## START ENTRIES PROVIDED
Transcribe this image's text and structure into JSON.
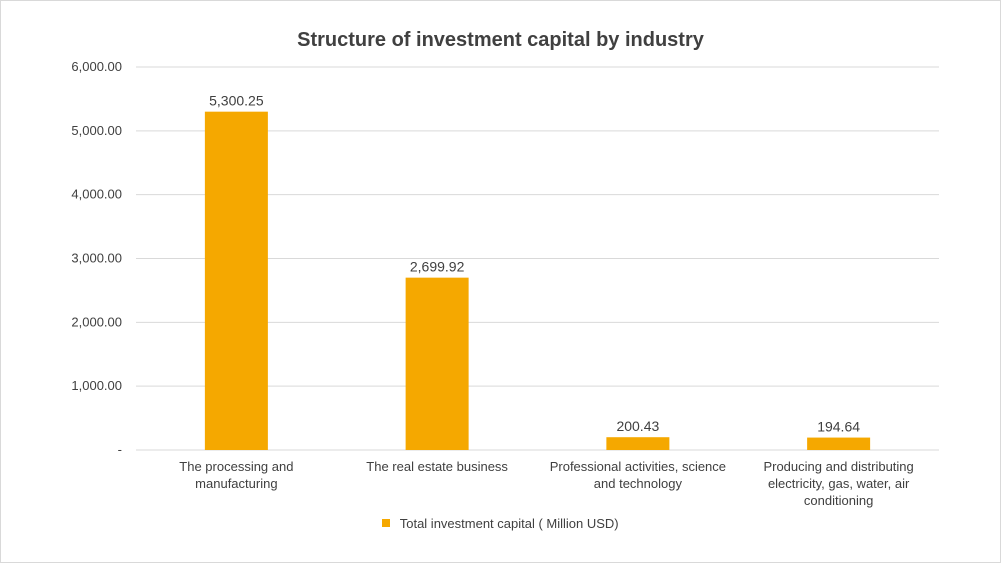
{
  "chart_data": {
    "type": "bar",
    "title": "Structure of investment capital by industry",
    "categories": [
      "The processing and manufacturing",
      "The real estate business",
      "Professional activities, science and technology",
      "Producing and distributing electricity, gas, water, air conditioning"
    ],
    "series": [
      {
        "name": "Total investment capital ( Million USD)",
        "values": [
          5300.25,
          2699.92,
          200.43,
          194.64
        ],
        "data_labels": [
          "5,300.25",
          "2,699.92",
          "200.43",
          "194.64"
        ]
      }
    ],
    "ylim": [
      0,
      6000
    ],
    "yticks": [
      0,
      1000,
      2000,
      3000,
      4000,
      5000,
      6000
    ],
    "ytick_labels": [
      "-",
      "1,000.00",
      "2,000.00",
      "3,000.00",
      "4,000.00",
      "5,000.00",
      "6,000.00"
    ],
    "xlabel": "",
    "ylabel": "",
    "grid": "horizontal",
    "legend_position": "bottom",
    "colors": {
      "bar": "#F5A800",
      "gridline": "#d9d9d9",
      "text": "#404040"
    }
  }
}
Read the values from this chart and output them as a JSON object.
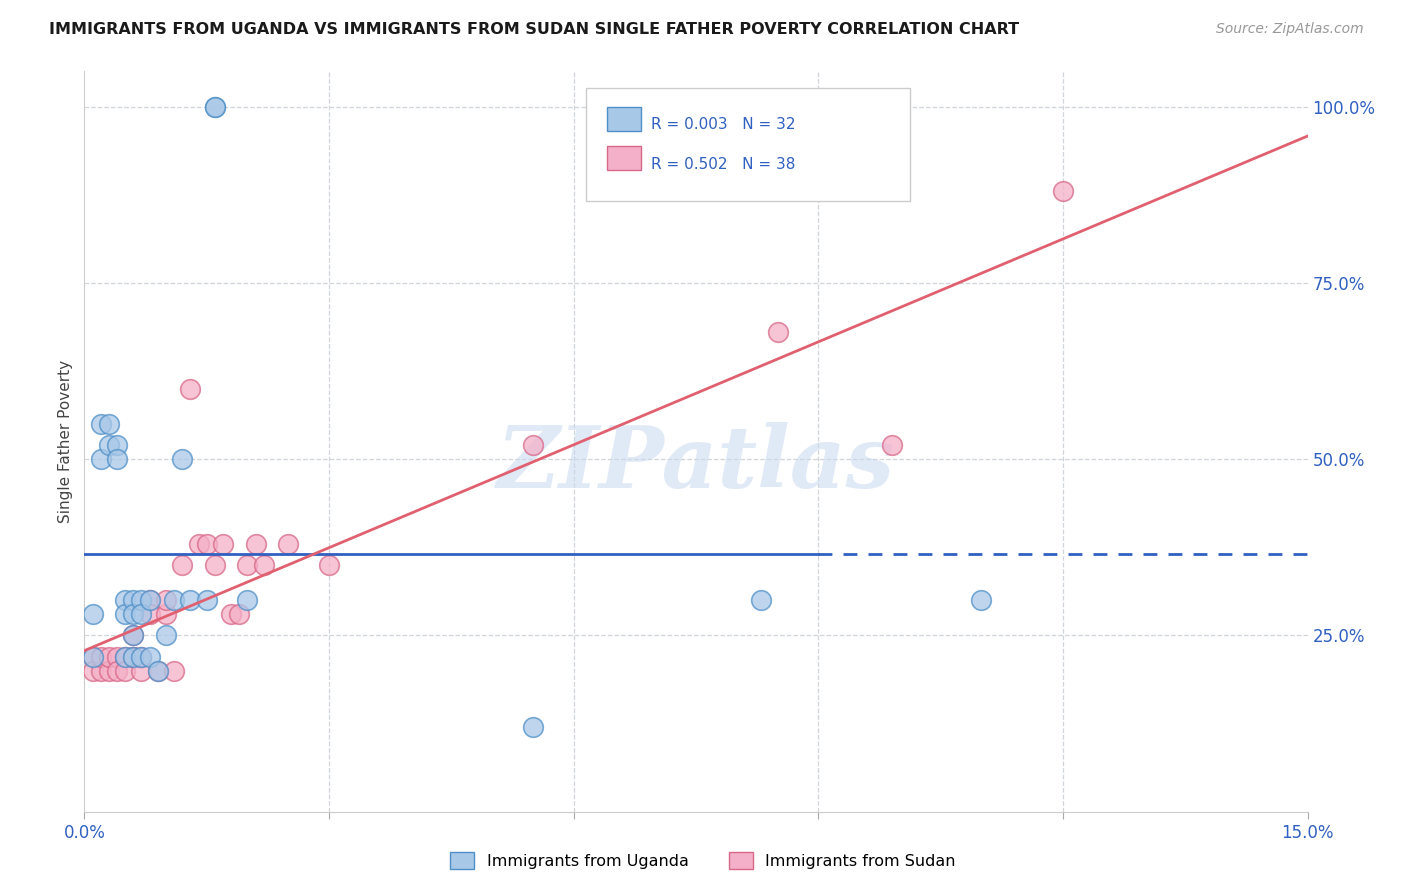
{
  "title": "IMMIGRANTS FROM UGANDA VS IMMIGRANTS FROM SUDAN SINGLE FATHER POVERTY CORRELATION CHART",
  "source": "Source: ZipAtlas.com",
  "ylabel": "Single Father Poverty",
  "xlim": [
    0.0,
    0.15
  ],
  "ylim": [
    0.0,
    1.05
  ],
  "ytick_labels_right": [
    "100.0%",
    "75.0%",
    "50.0%",
    "25.0%"
  ],
  "ytick_positions_right": [
    1.0,
    0.75,
    0.5,
    0.25
  ],
  "uganda_marker_color": "#a8c8e8",
  "sudan_marker_color": "#f4b0c8",
  "uganda_edge_color": "#5090c8",
  "sudan_edge_color": "#d86888",
  "regression_uganda_color": "#3060c0",
  "regression_sudan_color": "#e06070",
  "watermark": "ZIPatlas",
  "watermark_color": "#c8d8f0",
  "grid_color": "#d0d5db",
  "background_color": "#ffffff",
  "uganda_x": [
    0.001,
    0.001,
    0.002,
    0.002,
    0.003,
    0.003,
    0.004,
    0.004,
    0.005,
    0.005,
    0.005,
    0.006,
    0.006,
    0.006,
    0.006,
    0.007,
    0.007,
    0.007,
    0.008,
    0.008,
    0.009,
    0.01,
    0.011,
    0.012,
    0.013,
    0.015,
    0.016,
    0.016,
    0.02,
    0.055,
    0.083,
    0.11
  ],
  "uganda_y": [
    0.28,
    0.22,
    0.55,
    0.5,
    0.55,
    0.52,
    0.52,
    0.5,
    0.3,
    0.28,
    0.22,
    0.3,
    0.28,
    0.25,
    0.22,
    0.3,
    0.28,
    0.22,
    0.3,
    0.22,
    0.2,
    0.25,
    0.3,
    0.5,
    0.3,
    0.3,
    1.0,
    1.0,
    0.3,
    0.12,
    0.3,
    0.3
  ],
  "sudan_x": [
    0.001,
    0.001,
    0.002,
    0.002,
    0.003,
    0.003,
    0.004,
    0.004,
    0.005,
    0.005,
    0.006,
    0.006,
    0.006,
    0.007,
    0.007,
    0.008,
    0.008,
    0.009,
    0.01,
    0.01,
    0.011,
    0.012,
    0.013,
    0.014,
    0.015,
    0.016,
    0.017,
    0.018,
    0.019,
    0.02,
    0.021,
    0.022,
    0.025,
    0.03,
    0.055,
    0.085,
    0.099,
    0.12
  ],
  "sudan_y": [
    0.22,
    0.2,
    0.2,
    0.22,
    0.2,
    0.22,
    0.22,
    0.2,
    0.22,
    0.2,
    0.22,
    0.22,
    0.25,
    0.2,
    0.22,
    0.3,
    0.28,
    0.2,
    0.28,
    0.3,
    0.2,
    0.35,
    0.6,
    0.38,
    0.38,
    0.35,
    0.38,
    0.28,
    0.28,
    0.35,
    0.38,
    0.35,
    0.38,
    0.35,
    0.52,
    0.68,
    0.52,
    0.88
  ],
  "r_uganda": 0.003,
  "n_uganda": 32,
  "r_sudan": 0.502,
  "n_sudan": 38,
  "uganda_line_solid_end": 0.09,
  "uganda_line_dashed_end": 0.15
}
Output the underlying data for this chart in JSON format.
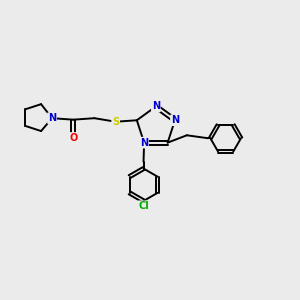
{
  "bg_color": "#ebebeb",
  "bond_color": "#000000",
  "N_color": "#0000cc",
  "O_color": "#ff0000",
  "S_color": "#cccc00",
  "Cl_color": "#00aa00",
  "line_width": 1.4,
  "figsize": [
    3.0,
    3.0
  ],
  "dpi": 100,
  "xlim": [
    0,
    10
  ],
  "ylim": [
    0,
    10
  ]
}
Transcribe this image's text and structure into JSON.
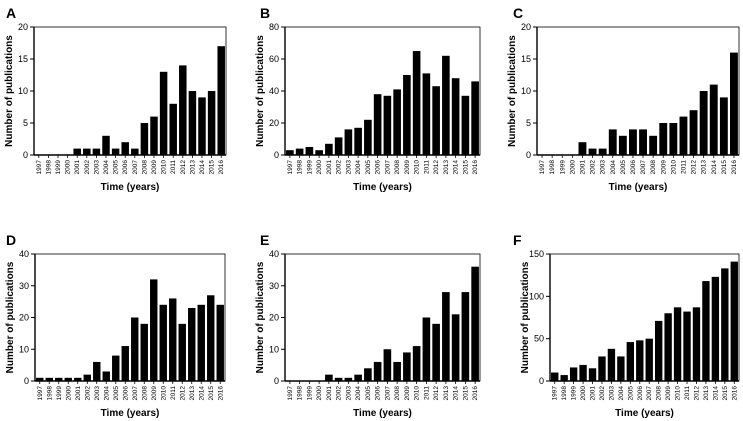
{
  "chart_data": [
    {
      "panel": "A",
      "type": "bar",
      "xlabel": "Time (years)",
      "ylabel": "Number of publications",
      "ylim": [
        0,
        20
      ],
      "yticks": [
        0,
        5,
        10,
        15,
        20
      ],
      "categories": [
        "1997",
        "1998",
        "1999",
        "2000",
        "2001",
        "2002",
        "2003",
        "2004",
        "2005",
        "2006",
        "2007",
        "2008",
        "2009",
        "2010",
        "2011",
        "2012",
        "2013",
        "2014",
        "2015",
        "2016"
      ],
      "values": [
        0,
        0,
        0,
        0,
        1,
        1,
        1,
        3,
        1,
        2,
        1,
        5,
        6,
        13,
        8,
        14,
        10,
        9,
        10,
        17
      ]
    },
    {
      "panel": "B",
      "type": "bar",
      "xlabel": "Time (years)",
      "ylabel": "Number of publications",
      "ylim": [
        0,
        80
      ],
      "yticks": [
        0,
        20,
        40,
        60,
        80
      ],
      "categories": [
        "1997",
        "1998",
        "1999",
        "2000",
        "2001",
        "2002",
        "2003",
        "2004",
        "2005",
        "2006",
        "2007",
        "2008",
        "2009",
        "2010",
        "2011",
        "2012",
        "2013",
        "2014",
        "2015",
        "2016"
      ],
      "values": [
        3,
        4,
        5,
        3,
        7,
        11,
        16,
        17,
        22,
        38,
        37,
        41,
        50,
        65,
        51,
        43,
        62,
        48,
        37,
        46
      ]
    },
    {
      "panel": "C",
      "type": "bar",
      "xlabel": "Time (years)",
      "ylabel": "Number of publications",
      "ylim": [
        0,
        20
      ],
      "yticks": [
        0,
        5,
        10,
        15,
        20
      ],
      "categories": [
        "1997",
        "1998",
        "1999",
        "2000",
        "2001",
        "2002",
        "2003",
        "2004",
        "2005",
        "2006",
        "2007",
        "2008",
        "2009",
        "2010",
        "2011",
        "2012",
        "2013",
        "2014",
        "2015",
        "2016"
      ],
      "values": [
        0,
        0,
        0,
        0,
        2,
        1,
        1,
        4,
        3,
        4,
        4,
        3,
        5,
        5,
        6,
        7,
        10,
        11,
        9,
        16
      ]
    },
    {
      "panel": "D",
      "type": "bar",
      "xlabel": "Time (years)",
      "ylabel": "Number of publications",
      "ylim": [
        0,
        40
      ],
      "yticks": [
        0,
        10,
        20,
        30,
        40
      ],
      "categories": [
        "1997",
        "1998",
        "1999",
        "2000",
        "2001",
        "2002",
        "2003",
        "2004",
        "2005",
        "2006",
        "2007",
        "2008",
        "2009",
        "2010",
        "2011",
        "2012",
        "2013",
        "2014",
        "2015",
        "2016"
      ],
      "values": [
        1,
        1,
        1,
        1,
        1,
        2,
        6,
        3,
        8,
        11,
        20,
        18,
        32,
        24,
        26,
        18,
        23,
        24,
        27,
        24
      ]
    },
    {
      "panel": "E",
      "type": "bar",
      "xlabel": "Time (years)",
      "ylabel": "Number of publications",
      "ylim": [
        0,
        40
      ],
      "yticks": [
        0,
        10,
        20,
        30,
        40
      ],
      "categories": [
        "1997",
        "1998",
        "1999",
        "2000",
        "2001",
        "2002",
        "2003",
        "2004",
        "2005",
        "2006",
        "2007",
        "2008",
        "2009",
        "2010",
        "2011",
        "2012",
        "2013",
        "2014",
        "2015",
        "2016"
      ],
      "values": [
        0,
        0,
        0,
        0,
        2,
        1,
        1,
        2,
        4,
        6,
        10,
        6,
        9,
        11,
        20,
        18,
        28,
        21,
        28,
        36
      ]
    },
    {
      "panel": "F",
      "type": "bar",
      "xlabel": "Time (years)",
      "ylabel": "Number of publications",
      "ylim": [
        0,
        150
      ],
      "yticks": [
        0,
        50,
        100,
        150
      ],
      "categories": [
        "1997",
        "1998",
        "1999",
        "2000",
        "2001",
        "2002",
        "2003",
        "2004",
        "2005",
        "2006",
        "2007",
        "2008",
        "2009",
        "2010",
        "2011",
        "2012",
        "2013",
        "2014",
        "2015",
        "2016"
      ],
      "values": [
        10,
        7,
        16,
        19,
        15,
        29,
        38,
        29,
        46,
        48,
        50,
        71,
        80,
        87,
        82,
        87,
        118,
        123,
        133,
        141
      ]
    }
  ]
}
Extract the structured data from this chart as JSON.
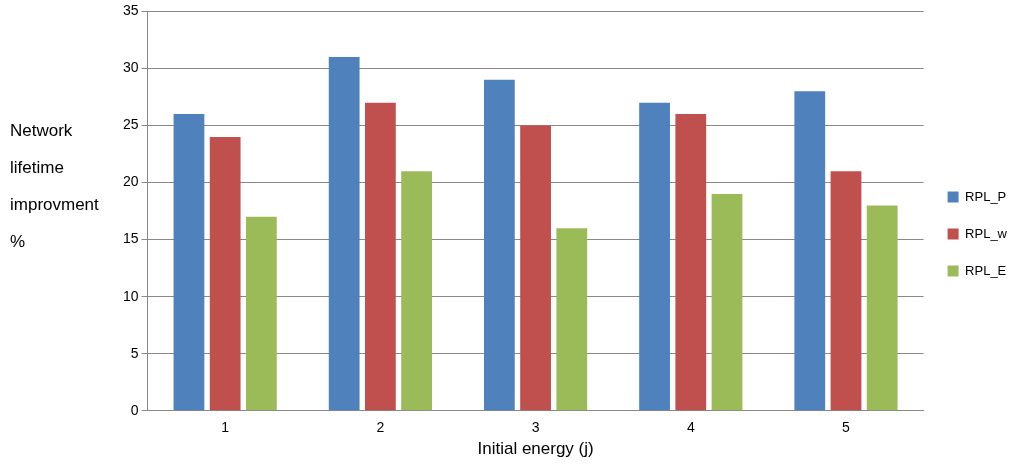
{
  "chart_data": {
    "type": "bar",
    "xlabel": "Initial energy (j)",
    "ylabel": "Network lifetime improvment %",
    "categories": [
      "1",
      "2",
      "3",
      "4",
      "5"
    ],
    "series": [
      {
        "name": "RPL_P",
        "color": "#4f81bd",
        "values": [
          26,
          31,
          29,
          27,
          28
        ]
      },
      {
        "name": "RPL_w",
        "color": "#c0504d",
        "values": [
          24,
          27,
          25,
          26,
          21
        ]
      },
      {
        "name": "RPL_E",
        "color": "#9bbb59",
        "values": [
          17,
          21,
          16,
          19,
          18
        ]
      }
    ],
    "ylim": [
      0,
      35
    ],
    "yticks": [
      0,
      5,
      10,
      15,
      20,
      25,
      30,
      35
    ],
    "grid": "y",
    "legend": "right"
  }
}
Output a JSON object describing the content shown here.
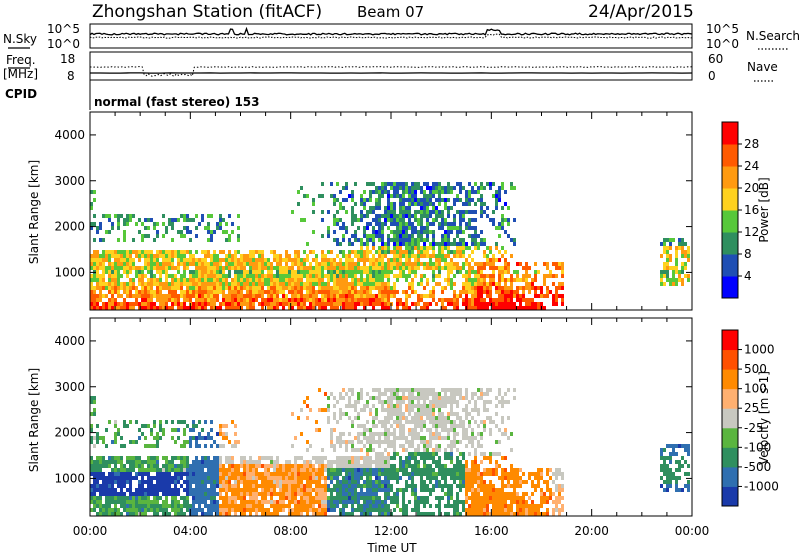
{
  "header": {
    "station": "Zhongshan Station (fitACF)",
    "beam": "Beam 07",
    "date": "24/Apr/2015"
  },
  "noise_panel": {
    "left_label": "N.Sky",
    "right_label": "N.Search",
    "top_tick": "10^5",
    "bottom_tick": "10^0"
  },
  "freq_panel": {
    "left_label_1": "Freq.",
    "left_label_2": "[MHz]",
    "right_label": "Nave",
    "left_ticks": [
      "18",
      "8"
    ],
    "right_ticks": [
      "60",
      "0"
    ]
  },
  "cpid": {
    "label": "CPID",
    "text": "normal (fast stereo) 153"
  },
  "chart_data": [
    {
      "type": "heatmap",
      "title": "",
      "variable": "Power",
      "ylabel": "Slant Range [km]",
      "xlabel": "",
      "ylim": [
        180,
        4500
      ],
      "xlim_hours": [
        0,
        24
      ],
      "yticks": [
        "1000",
        "2000",
        "3000",
        "4000"
      ],
      "colorbar": {
        "label": "Power [dB]",
        "ticks": [
          "4",
          "8",
          "12",
          "16",
          "20",
          "24",
          "28"
        ],
        "colors": [
          "#0000ff",
          "#1f4fb4",
          "#2f8f5f",
          "#57c83a",
          "#ffd21f",
          "#ff9a10",
          "#ff5a00",
          "#ff0000"
        ]
      }
    },
    {
      "type": "heatmap",
      "title": "",
      "variable": "Velocity",
      "ylabel": "Slant Range [km]",
      "xlabel": "Time UT",
      "ylim": [
        180,
        4500
      ],
      "xlim_hours": [
        0,
        24
      ],
      "yticks": [
        "1000",
        "2000",
        "3000",
        "4000"
      ],
      "xticks": [
        "00:00",
        "04:00",
        "08:00",
        "12:00",
        "16:00",
        "20:00",
        "00:00"
      ],
      "colorbar": {
        "label": "Velocity [m s-1]",
        "ticks": [
          "1000",
          "500",
          "100",
          "25",
          "-25",
          "-100",
          "-500",
          "-1000"
        ],
        "colors": [
          "#1a3aaa",
          "#2f6fb0",
          "#2f8f5f",
          "#5ab53f",
          "#c8c8c0",
          "#ffb070",
          "#ff8a00",
          "#ff5000",
          "#ff0000"
        ]
      }
    }
  ]
}
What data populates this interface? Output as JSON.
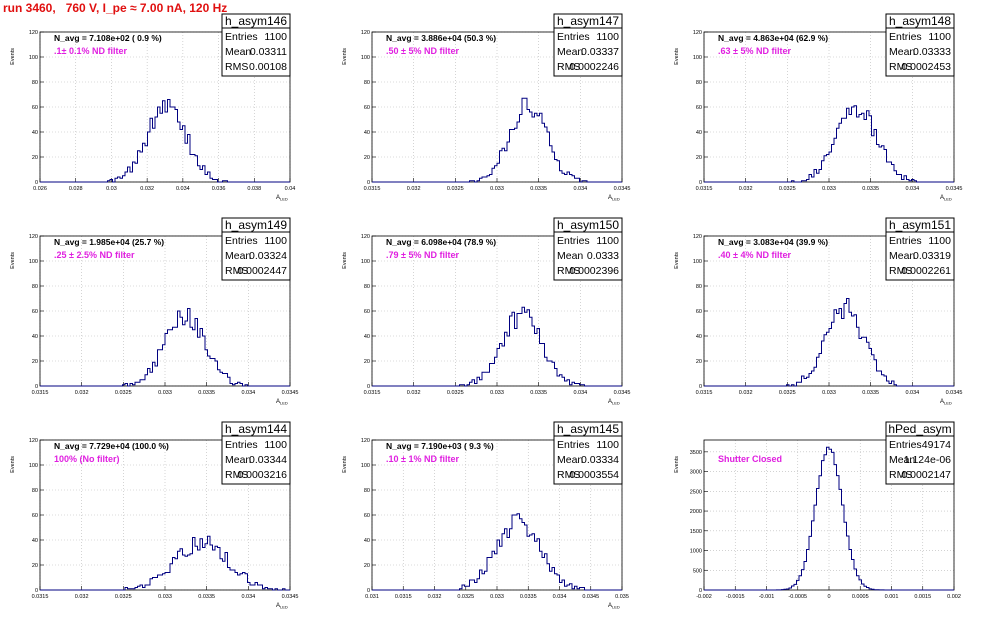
## END ENTRIES PROVIDED
** STATED PROBLEM **
The lines to collect are those holding the string "name"; copy them all.

** OUTPUT BELOW **
        "name": "Total investment capital ( Million USD)",
        "name": "RPL_P",
        "name": "RPL_w",
        "name": "RPL_E",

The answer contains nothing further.